Gather up every line from the entries below that uses the word "camera".
======== Task inputs ========
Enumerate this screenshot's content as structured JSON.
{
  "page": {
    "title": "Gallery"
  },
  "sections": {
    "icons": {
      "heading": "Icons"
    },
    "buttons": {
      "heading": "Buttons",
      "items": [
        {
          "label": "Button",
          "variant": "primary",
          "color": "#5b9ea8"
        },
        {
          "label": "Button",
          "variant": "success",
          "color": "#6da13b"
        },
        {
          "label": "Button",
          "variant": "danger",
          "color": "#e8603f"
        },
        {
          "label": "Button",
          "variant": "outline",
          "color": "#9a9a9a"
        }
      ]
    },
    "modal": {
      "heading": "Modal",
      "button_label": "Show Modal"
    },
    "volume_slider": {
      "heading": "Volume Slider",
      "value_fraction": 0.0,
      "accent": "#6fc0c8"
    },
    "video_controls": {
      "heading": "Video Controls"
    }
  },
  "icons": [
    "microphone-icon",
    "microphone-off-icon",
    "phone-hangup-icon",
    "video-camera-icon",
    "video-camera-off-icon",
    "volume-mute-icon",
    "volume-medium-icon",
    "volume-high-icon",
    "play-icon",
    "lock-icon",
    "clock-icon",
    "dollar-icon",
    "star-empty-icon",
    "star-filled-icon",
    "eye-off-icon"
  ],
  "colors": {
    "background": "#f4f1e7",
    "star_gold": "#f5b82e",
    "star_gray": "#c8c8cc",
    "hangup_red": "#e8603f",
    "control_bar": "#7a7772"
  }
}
========
- **Correct result**:
    "video-camera-icon",
    "video-camera-off-icon",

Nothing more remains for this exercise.